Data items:
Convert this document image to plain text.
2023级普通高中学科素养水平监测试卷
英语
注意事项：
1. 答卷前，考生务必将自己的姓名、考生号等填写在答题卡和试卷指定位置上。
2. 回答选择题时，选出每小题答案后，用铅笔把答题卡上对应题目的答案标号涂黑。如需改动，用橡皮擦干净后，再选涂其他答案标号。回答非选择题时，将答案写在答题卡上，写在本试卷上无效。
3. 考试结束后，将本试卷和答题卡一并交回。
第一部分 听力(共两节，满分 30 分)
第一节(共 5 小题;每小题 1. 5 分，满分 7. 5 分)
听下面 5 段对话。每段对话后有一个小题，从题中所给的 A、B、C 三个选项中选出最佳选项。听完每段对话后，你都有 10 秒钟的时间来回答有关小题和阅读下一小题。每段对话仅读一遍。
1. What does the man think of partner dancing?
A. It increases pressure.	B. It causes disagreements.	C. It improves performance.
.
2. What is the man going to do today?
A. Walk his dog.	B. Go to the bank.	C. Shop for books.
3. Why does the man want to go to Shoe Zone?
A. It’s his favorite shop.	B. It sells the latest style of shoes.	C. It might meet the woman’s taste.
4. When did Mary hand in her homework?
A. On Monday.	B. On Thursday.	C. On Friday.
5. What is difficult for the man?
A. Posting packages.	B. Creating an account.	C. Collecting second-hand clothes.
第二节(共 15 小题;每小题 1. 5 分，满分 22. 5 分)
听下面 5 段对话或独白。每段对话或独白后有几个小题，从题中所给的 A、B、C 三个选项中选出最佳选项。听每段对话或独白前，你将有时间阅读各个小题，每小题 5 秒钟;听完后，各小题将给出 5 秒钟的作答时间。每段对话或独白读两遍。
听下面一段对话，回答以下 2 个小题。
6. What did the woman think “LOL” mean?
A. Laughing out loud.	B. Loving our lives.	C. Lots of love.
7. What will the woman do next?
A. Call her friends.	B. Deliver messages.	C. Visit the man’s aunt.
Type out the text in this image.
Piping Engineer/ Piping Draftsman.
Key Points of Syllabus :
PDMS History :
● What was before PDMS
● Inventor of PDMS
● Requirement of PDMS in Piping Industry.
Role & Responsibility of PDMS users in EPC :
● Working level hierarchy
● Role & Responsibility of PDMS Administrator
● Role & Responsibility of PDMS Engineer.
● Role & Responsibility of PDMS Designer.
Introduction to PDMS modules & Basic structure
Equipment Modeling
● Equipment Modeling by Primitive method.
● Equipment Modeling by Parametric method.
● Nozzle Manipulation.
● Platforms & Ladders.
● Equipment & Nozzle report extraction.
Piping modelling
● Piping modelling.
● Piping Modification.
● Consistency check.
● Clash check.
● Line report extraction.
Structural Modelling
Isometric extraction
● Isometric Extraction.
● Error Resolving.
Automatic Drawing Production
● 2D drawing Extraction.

**SHORT EXERCISE:** From the records above, extract every entry exactly as given.

**FINAL ANSWER:**
Convert this document image to plain text.
2023级普通高中学科素养水平监测试卷
英语
注意事项：
1. 答卷前，考生务必将自己的姓名、考生号等填写在答题卡和试卷指定位置上。
2. 回答选择题时，选出每小题答案后，用铅笔把答题卡上对应题目的答案标号涂黑。如需改动，用橡皮擦干净后，再选涂其他答案标号。回答非选择题时，将答案写在答题卡上，写在本试卷上无效。
3. 考试结束后，将本试卷和答题卡一并交回。
第一部分 听力(共两节，满分 30 分)
第一节(共 5 小题;每小题 1. 5 分，满分 7. 5 分)
听下面 5 段对话。每段对话后有一个小题，从题中所给的 A、B、C 三个选项中选出最佳选项。听完每段对话后，你都有 10 秒钟的时间来回答有关小题和阅读下一小题。每段对话仅读一遍。
1. What does the man think of partner dancing?
A. It increases pressure.	B. It causes disagreements.	C. It improves performance.
.
2. What is the man going to do today?
A. Walk his dog.	B. Go to the bank.	C. Shop for books.
3. Why does the man want to go to Shoe Zone?
A. It’s his favorite shop.	B. It sells the latest style of shoes.	C. It might meet the woman’s taste.
4. When did Mary hand in her homework?
A. On Monday.	B. On Thursday.	C. On Friday.
5. What is difficult for the man?
A. Posting packages.	B. Creating an account.	C. Collecting second-hand clothes.
第二节(共 15 小题;每小题 1. 5 分，满分 22. 5 分)
听下面 5 段对话或独白。每段对话或独白后有几个小题，从题中所给的 A、B、C 三个选项中选出最佳选项。听每段对话或独白前，你将有时间阅读各个小题，每小题 5 秒钟;听完后，各小题将给出 5 秒钟的作答时间。每段对话或独白读两遍。
听下面一段对话，回答以下 2 个小题。
6. What did the woman think “LOL” mean?
A. Laughing out loud.	B. Loving our lives.	C. Lots of love.
7. What will the woman do next?
A. Call her friends.	B. Deliver messages.	C. Visit the man’s aunt.
Type out the text in this image.
Piping Engineer/ Piping Draftsman.
Key Points of Syllabus :
PDMS History :
● What was before PDMS
● Inventor of PDMS
● Requirement of PDMS in Piping Industry.
Role & Responsibility of PDMS users in EPC :
● Working level hierarchy
● Role & Responsibility of PDMS Administrator
● Role & Responsibility of PDMS Engineer.
● Role & Responsibility of PDMS Designer.
Introduction to PDMS modules & Basic structure
Equipment Modeling
● Equipment Modeling by Primitive method.
● Equipment Modeling by Parametric method.
● Nozzle Manipulation.
● Platforms & Ladders.
● Equipment & Nozzle report extraction.
Piping modelling
● Piping modelling.
● Piping Modification.
● Consistency check.
● Clash check.
● Line report extraction.
Structural Modelling
Isometric extraction
● Isometric Extraction.
● Error Resolving.
Automatic Drawing Production
● 2D drawing Extraction.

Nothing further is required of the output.